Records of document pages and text
------------------------
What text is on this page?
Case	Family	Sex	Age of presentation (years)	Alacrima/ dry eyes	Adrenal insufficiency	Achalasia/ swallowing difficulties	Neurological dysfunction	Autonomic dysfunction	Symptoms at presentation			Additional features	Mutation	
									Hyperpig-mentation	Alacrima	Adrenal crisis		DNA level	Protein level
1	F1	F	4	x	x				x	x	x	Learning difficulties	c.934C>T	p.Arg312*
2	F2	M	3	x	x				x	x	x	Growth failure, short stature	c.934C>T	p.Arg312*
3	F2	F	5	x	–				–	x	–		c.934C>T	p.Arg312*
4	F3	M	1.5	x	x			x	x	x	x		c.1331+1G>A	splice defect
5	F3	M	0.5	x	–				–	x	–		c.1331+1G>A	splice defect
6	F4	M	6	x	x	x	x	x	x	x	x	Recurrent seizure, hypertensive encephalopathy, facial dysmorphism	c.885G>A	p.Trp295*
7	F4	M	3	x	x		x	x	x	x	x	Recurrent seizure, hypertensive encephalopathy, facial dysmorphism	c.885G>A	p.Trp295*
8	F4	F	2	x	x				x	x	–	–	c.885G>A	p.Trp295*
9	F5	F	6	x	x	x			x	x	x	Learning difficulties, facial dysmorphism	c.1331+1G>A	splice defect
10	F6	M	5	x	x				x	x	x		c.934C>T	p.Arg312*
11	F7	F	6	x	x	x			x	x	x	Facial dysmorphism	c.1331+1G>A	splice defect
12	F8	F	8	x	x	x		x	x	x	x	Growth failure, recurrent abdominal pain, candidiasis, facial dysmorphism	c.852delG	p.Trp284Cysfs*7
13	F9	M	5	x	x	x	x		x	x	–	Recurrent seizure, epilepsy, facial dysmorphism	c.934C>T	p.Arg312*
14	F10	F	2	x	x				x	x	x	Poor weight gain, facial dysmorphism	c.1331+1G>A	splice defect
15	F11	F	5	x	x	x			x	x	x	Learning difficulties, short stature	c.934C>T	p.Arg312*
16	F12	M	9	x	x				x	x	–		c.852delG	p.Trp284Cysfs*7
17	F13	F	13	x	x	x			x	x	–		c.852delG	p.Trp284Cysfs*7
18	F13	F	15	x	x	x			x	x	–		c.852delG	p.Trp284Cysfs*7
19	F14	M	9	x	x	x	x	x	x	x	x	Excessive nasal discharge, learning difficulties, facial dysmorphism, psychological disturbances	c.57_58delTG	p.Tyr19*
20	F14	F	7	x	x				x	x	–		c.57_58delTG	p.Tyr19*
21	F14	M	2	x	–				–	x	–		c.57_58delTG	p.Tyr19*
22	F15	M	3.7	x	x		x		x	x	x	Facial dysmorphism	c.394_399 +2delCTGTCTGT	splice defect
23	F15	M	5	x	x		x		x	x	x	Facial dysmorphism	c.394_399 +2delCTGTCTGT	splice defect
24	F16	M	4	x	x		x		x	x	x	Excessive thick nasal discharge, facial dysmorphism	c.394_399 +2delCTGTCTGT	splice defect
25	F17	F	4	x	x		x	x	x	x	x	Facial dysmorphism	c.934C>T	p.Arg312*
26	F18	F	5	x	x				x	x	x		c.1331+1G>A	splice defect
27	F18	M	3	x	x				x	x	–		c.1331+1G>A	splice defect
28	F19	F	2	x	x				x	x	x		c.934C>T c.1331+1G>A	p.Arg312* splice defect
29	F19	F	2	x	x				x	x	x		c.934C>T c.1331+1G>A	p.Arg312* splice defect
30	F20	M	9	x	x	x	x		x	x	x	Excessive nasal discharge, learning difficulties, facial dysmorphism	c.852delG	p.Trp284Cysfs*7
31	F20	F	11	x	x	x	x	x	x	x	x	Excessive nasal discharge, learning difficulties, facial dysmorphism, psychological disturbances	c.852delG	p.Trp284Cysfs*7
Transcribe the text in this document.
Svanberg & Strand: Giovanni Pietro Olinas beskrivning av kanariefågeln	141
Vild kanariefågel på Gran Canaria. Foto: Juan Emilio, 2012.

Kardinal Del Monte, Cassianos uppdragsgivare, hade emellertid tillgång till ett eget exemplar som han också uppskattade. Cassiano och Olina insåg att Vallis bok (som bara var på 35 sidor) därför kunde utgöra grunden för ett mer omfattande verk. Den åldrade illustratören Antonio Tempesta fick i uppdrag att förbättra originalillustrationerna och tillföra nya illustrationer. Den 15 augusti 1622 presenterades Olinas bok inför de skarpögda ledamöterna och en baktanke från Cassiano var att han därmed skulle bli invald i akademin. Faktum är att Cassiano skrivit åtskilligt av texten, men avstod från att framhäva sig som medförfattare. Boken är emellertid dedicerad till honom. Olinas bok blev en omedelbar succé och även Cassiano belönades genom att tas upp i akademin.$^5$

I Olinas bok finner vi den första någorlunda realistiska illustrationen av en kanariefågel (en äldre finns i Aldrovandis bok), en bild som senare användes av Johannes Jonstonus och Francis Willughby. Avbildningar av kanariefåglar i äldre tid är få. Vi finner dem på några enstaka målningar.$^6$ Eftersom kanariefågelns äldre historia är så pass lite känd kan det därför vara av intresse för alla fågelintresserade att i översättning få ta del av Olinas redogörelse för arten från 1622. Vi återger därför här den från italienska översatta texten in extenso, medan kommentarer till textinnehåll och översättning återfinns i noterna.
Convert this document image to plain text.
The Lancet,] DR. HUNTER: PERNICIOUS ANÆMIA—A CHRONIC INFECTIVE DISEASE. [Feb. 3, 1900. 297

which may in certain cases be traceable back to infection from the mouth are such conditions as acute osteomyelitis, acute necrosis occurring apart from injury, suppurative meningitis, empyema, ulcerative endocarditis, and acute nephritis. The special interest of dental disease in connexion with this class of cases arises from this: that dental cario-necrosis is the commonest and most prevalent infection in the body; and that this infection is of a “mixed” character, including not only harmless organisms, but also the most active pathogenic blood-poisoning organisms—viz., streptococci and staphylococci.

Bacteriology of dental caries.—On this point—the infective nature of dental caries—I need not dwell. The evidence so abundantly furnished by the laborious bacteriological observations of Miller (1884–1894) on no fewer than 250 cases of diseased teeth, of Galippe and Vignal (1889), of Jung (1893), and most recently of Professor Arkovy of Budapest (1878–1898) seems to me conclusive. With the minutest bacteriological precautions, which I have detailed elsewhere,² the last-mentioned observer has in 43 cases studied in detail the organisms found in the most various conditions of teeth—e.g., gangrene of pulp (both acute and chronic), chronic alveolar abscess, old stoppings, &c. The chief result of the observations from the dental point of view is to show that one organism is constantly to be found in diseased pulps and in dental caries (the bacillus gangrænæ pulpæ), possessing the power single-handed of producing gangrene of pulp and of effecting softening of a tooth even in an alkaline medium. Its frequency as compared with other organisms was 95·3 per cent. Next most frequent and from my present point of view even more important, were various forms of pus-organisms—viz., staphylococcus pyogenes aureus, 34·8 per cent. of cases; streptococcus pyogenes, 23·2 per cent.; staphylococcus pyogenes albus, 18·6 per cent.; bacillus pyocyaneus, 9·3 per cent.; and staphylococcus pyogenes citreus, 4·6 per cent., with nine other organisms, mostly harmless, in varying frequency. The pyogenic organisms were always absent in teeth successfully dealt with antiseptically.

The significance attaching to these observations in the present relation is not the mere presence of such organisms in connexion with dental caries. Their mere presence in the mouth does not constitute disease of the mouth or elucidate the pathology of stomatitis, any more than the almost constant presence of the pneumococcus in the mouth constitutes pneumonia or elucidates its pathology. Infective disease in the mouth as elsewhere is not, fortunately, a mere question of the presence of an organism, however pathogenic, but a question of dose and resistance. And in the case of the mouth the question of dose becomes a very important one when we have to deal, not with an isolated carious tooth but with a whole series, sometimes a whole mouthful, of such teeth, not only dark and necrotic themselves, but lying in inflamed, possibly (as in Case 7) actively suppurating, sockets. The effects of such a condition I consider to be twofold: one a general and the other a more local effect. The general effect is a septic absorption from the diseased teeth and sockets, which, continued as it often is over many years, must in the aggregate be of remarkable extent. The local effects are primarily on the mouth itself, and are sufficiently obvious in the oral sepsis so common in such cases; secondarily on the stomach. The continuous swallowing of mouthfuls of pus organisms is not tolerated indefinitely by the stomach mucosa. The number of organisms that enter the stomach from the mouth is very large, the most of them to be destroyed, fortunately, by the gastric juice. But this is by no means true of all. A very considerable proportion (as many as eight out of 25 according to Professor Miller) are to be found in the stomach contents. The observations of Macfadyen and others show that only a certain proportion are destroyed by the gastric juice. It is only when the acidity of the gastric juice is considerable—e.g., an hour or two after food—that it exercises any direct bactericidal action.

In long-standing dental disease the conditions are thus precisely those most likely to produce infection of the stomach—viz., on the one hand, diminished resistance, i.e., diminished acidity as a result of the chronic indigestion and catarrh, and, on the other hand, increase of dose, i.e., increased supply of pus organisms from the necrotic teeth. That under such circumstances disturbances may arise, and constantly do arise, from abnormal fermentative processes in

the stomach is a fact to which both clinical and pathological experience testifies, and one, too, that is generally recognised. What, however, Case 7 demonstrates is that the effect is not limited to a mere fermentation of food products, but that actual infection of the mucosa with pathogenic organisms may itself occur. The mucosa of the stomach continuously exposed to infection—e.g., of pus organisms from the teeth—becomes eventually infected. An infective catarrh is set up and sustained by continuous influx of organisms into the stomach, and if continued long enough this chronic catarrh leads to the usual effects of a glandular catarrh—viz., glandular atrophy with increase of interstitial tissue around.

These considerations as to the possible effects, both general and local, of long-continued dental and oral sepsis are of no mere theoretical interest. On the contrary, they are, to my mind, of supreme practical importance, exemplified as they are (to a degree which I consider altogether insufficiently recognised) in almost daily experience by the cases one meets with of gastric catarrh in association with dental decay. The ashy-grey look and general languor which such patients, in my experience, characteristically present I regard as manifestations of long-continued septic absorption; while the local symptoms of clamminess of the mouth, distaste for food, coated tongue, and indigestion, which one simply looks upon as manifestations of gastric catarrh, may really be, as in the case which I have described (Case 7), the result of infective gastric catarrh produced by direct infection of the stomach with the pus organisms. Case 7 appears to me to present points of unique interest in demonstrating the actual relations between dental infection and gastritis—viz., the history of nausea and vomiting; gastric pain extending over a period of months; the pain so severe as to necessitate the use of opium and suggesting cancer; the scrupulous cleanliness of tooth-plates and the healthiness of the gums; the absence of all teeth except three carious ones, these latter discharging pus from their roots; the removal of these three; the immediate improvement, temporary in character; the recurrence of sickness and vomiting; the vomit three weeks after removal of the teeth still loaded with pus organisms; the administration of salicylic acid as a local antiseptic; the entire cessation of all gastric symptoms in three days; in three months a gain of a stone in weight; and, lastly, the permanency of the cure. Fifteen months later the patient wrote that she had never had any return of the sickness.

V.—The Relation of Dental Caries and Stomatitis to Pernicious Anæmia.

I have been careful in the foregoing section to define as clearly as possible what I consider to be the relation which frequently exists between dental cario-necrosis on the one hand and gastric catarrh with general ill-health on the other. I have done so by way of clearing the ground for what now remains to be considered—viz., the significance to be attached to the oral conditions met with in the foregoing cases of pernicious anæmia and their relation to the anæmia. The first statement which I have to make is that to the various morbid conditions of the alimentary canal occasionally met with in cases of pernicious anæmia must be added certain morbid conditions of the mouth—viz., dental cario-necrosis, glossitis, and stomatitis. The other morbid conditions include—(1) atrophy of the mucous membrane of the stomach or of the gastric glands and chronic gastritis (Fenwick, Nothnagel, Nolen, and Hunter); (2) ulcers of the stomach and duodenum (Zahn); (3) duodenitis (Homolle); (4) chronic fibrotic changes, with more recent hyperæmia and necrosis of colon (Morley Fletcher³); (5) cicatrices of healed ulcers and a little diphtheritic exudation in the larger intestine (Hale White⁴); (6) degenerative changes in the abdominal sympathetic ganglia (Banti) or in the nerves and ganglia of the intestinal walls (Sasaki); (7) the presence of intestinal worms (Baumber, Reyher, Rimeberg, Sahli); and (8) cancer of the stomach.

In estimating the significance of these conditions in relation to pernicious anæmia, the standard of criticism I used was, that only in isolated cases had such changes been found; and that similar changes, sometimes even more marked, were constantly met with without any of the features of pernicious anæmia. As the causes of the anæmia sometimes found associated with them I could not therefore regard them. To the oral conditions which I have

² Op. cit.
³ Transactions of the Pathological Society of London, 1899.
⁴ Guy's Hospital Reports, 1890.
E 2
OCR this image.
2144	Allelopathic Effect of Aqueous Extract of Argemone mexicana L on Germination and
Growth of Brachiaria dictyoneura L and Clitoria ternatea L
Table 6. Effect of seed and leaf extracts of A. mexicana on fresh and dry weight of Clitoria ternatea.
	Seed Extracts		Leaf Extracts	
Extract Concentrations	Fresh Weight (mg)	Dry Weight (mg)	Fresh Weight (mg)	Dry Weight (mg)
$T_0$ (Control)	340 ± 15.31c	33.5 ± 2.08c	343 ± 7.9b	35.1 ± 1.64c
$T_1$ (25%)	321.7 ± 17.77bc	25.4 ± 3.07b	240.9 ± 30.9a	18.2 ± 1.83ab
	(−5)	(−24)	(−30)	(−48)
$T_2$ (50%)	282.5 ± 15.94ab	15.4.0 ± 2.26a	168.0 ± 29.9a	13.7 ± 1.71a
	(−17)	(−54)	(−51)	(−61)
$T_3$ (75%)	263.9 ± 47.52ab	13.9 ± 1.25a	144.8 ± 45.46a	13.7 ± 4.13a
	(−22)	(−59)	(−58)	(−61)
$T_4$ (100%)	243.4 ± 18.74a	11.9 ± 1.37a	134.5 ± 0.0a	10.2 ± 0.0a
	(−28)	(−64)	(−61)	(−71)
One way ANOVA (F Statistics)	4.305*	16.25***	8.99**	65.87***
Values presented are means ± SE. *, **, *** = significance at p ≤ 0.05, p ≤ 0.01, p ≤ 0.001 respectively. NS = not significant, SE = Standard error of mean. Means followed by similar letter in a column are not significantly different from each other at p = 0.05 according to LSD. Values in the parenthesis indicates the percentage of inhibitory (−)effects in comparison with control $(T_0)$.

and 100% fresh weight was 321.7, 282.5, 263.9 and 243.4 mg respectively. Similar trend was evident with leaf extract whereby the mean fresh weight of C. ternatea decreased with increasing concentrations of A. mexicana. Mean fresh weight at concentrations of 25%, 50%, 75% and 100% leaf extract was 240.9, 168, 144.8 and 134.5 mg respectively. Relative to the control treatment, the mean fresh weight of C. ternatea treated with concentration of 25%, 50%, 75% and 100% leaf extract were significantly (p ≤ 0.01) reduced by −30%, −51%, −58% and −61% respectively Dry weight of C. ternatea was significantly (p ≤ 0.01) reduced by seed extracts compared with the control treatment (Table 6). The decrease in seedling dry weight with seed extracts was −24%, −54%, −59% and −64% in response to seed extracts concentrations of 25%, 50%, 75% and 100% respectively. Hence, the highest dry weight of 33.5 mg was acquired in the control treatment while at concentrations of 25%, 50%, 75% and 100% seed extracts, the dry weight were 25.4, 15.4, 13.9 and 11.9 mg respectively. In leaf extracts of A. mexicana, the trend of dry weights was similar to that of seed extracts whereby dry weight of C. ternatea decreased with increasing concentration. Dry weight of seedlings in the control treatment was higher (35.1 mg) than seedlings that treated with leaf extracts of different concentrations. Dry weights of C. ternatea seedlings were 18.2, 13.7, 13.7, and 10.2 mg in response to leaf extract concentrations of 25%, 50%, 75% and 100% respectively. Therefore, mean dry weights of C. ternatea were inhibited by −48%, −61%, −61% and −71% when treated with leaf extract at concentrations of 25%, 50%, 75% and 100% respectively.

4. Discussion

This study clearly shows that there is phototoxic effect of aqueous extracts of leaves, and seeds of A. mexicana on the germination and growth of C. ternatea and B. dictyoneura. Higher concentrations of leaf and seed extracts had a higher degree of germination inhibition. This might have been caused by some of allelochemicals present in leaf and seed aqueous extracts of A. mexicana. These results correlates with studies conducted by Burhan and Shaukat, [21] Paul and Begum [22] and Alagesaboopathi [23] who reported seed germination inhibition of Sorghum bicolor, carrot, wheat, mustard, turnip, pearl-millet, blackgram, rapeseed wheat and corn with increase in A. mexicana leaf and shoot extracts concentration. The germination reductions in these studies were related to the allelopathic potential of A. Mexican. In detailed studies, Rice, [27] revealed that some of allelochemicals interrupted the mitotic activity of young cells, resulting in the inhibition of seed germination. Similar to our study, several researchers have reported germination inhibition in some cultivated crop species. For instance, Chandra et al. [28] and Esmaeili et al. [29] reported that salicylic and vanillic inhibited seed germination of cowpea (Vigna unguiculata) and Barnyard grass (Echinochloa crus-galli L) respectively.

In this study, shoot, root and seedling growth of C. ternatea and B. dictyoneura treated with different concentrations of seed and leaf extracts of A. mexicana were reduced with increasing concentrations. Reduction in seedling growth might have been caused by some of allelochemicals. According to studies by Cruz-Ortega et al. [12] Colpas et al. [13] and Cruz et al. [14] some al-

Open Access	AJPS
------------------------
(Exercise goal): A copy of each line in the data above that holds the string "seizure" is needed.

(Exercise output):
6	F4	M	6	x	x	x	x	x	x	x	x	Recurrent seizure, hypertensive encephalopathy, facial dysmorphism	c.885G>A	p.Trp295*
7	F4	M	3	x	x		x	x	x	x	x	Recurrent seizure, hypertensive encephalopathy, facial dysmorphism	c.885G>A	p.Trp295*
13	F9	M	5	x	x	x	x		x	x	–	Recurrent seizure, epilepsy, facial dysmorphism	c.934C>T	p.Arg312*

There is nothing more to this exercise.